▶ **Exercise**
Return each entry exactly, omitting nothing.

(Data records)
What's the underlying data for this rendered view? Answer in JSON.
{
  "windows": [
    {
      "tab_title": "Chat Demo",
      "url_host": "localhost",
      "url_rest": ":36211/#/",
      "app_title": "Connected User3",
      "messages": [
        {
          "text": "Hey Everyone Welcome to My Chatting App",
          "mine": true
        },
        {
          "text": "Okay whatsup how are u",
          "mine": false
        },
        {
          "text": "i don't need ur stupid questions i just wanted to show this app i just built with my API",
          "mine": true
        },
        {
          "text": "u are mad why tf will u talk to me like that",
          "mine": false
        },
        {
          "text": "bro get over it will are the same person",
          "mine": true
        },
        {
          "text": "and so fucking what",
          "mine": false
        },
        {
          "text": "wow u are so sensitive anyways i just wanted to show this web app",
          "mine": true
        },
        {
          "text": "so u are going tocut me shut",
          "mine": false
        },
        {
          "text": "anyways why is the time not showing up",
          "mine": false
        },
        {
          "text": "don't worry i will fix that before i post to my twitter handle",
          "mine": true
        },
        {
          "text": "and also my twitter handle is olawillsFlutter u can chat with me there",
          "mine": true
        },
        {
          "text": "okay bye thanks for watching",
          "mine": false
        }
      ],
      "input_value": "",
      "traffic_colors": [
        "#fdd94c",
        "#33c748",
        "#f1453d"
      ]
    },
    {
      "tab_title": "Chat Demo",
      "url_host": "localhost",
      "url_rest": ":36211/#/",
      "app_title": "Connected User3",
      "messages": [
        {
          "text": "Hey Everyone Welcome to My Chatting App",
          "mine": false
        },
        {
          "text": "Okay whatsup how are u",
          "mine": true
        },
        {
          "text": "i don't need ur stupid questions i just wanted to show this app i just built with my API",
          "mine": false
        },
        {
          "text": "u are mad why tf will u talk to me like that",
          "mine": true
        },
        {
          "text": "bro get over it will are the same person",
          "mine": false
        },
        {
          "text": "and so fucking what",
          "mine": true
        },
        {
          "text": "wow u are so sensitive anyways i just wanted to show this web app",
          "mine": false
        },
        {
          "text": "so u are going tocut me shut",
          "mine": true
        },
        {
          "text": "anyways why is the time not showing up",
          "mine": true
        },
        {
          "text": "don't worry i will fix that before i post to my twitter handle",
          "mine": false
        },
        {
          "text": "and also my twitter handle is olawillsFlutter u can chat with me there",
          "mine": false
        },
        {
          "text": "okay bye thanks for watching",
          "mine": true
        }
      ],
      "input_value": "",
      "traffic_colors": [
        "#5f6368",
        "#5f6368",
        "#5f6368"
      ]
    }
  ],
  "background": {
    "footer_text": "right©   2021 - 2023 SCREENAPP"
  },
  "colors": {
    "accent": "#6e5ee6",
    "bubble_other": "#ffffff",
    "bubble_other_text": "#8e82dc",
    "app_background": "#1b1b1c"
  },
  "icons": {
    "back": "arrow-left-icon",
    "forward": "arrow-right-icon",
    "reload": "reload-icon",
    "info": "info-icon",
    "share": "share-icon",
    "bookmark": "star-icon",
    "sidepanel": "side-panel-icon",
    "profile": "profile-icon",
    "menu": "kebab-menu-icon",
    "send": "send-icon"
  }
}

▶ **Answer to this exercise**
What's the underlying data for this rendered view? Answer in JSON.
{
  "windows": [
    {
      "tab_title": "Chat Demo",
      "url_host": "localhost",
      "url_rest": ":36211/#/",
      "app_title": "Connected User3",
      "messages": [
        {
          "text": "Hey Everyone Welcome to My Chatting App",
          "mine": true
        },
        {
          "text": "Okay whatsup how are u",
          "mine": false
        },
        {
          "text": "i don't need ur stupid questions i just wanted to show this app i just built with my API",
          "mine": true
        },
        {
          "text": "u are mad why tf will u talk to me like that",
          "mine": false
        },
        {
          "text": "bro get over it will are the same person",
          "mine": true
        },
        {
          "text": "and so fucking what",
          "mine": false
        },
        {
          "text": "wow u are so sensitive anyways i just wanted to show this web app",
          "mine": true
        },
        {
          "text": "so u are going tocut me shut",
          "mine": false
        },
        {
          "text": "anyways why is the time not showing up",
          "mine": false
        },
        {
          "text": "don't worry i will fix that before i post to my twitter handle",
          "mine": true
        },
        {
          "text": "and also my twitter handle is olawillsFlutter u can chat with me there",
          "mine": true
        },
        {
          "text": "okay bye thanks for watching",
          "mine": false
        }
      ],
      "input_value": "",
      "traffic_colors": [
        "#fdd94c",
        "#33c748",
        "#f1453d"
      ]
    },
    {
      "tab_title": "Chat Demo",
      "url_host": "localhost",
      "url_rest": ":36211/#/",
      "app_title": "Connected User3",
      "messages": [
        {
          "text": "Hey Everyone Welcome to My Chatting App",
          "mine": false
        },
        {
          "text": "Okay whatsup how are u",
          "mine": true
        },
        {
          "text": "i don't need ur stupid questions i just wanted to show this app i just built with my API",
          "mine": false
        },
        {
          "text": "u are mad why tf will u talk to me like that",
          "mine": true
        },
        {
          "text": "bro get over it will are the same person",
          "mine": false
        },
        {
          "text": "and so fucking what",
          "mine": true
        },
        {
          "text": "wow u are so sensitive anyways i just wanted to show this web app",
          "mine": false
        },
        {
          "text": "so u are going tocut me shut",
          "mine": true
        },
        {
          "text": "anyways why is the time not showing up",
          "mine": true
        },
        {
          "text": "don't worry i will fix that before i post to my twitter handle",
          "mine": false
        },
        {
          "text": "and also my twitter handle is olawillsFlutter u can chat with me there",
          "mine": false
        },
        {
          "text": "okay bye thanks for watching",
          "mine": true
        }
      ],
      "input_value": "",
      "traffic_colors": [
        "#5f6368",
        "#5f6368",
        "#5f6368"
      ]
    }
  ],
  "background": {
    "footer_text": "right©   2021 - 2023 SCREENAPP"
  },
  "colors": {
    "accent": "#6e5ee6",
    "bubble_other": "#ffffff",
    "bubble_other_text": "#8e82dc",
    "app_background": "#1b1b1c"
  },
  "icons": {
    "back": "arrow-left-icon",
    "forward": "arrow-right-icon",
    "reload": "reload-icon",
    "info": "info-icon",
    "share": "share-icon",
    "bookmark": "star-icon",
    "sidepanel": "side-panel-icon",
    "profile": "profile-icon",
    "menu": "kebab-menu-icon",
    "send": "send-icon"
  }
}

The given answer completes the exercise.